■ What to do:
Report how many lines of the listing below include the word "الله". Give nothing but the number.

....

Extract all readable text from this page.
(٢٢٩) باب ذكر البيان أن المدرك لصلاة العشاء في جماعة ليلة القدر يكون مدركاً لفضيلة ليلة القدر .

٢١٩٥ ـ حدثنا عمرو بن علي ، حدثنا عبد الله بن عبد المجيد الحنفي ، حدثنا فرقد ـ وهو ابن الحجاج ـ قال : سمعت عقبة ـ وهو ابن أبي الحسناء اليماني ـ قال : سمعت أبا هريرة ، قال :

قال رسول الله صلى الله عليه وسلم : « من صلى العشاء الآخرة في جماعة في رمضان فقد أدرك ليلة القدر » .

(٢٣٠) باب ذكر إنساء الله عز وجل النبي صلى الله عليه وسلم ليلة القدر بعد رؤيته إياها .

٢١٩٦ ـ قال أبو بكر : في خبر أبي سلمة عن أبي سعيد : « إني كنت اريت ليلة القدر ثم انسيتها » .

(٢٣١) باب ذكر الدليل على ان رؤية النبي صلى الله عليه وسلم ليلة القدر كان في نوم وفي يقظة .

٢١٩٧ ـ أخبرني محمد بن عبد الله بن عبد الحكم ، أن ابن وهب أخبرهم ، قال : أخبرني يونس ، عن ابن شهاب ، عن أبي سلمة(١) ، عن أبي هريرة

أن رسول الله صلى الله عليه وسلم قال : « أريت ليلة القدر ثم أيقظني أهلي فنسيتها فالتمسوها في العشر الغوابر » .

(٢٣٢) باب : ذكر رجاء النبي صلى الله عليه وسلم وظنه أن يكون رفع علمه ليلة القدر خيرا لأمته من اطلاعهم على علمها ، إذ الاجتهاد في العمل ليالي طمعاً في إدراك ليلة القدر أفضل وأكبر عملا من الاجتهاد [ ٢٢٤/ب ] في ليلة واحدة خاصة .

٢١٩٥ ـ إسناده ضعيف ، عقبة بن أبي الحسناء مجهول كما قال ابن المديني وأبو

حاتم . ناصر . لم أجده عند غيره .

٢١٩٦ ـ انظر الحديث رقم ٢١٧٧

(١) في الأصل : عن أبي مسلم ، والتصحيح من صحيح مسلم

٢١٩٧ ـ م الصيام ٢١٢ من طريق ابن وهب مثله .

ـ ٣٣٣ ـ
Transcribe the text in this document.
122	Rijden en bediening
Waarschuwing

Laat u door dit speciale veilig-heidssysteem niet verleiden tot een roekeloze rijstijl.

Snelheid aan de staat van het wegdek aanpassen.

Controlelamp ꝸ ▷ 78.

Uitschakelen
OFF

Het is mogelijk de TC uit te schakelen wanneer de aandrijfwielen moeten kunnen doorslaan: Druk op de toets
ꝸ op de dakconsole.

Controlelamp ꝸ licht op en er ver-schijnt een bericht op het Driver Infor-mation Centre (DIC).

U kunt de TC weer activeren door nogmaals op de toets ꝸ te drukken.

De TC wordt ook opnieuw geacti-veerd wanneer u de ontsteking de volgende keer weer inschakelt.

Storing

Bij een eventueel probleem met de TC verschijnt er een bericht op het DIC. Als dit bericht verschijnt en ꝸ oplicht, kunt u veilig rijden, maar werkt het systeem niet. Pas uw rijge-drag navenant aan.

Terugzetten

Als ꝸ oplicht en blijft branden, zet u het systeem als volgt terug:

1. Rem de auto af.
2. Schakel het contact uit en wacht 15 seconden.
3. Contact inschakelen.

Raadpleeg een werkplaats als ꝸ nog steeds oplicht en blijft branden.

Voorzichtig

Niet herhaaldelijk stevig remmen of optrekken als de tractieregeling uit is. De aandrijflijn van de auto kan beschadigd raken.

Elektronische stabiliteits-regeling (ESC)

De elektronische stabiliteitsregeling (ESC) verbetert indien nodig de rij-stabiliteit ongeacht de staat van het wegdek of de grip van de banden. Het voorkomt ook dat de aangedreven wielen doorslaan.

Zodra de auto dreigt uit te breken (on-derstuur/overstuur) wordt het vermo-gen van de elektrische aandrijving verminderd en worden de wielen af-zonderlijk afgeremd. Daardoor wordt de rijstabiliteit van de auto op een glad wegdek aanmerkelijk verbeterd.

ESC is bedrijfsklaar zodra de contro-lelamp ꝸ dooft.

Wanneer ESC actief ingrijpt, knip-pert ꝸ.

....

■ Correct answer:
7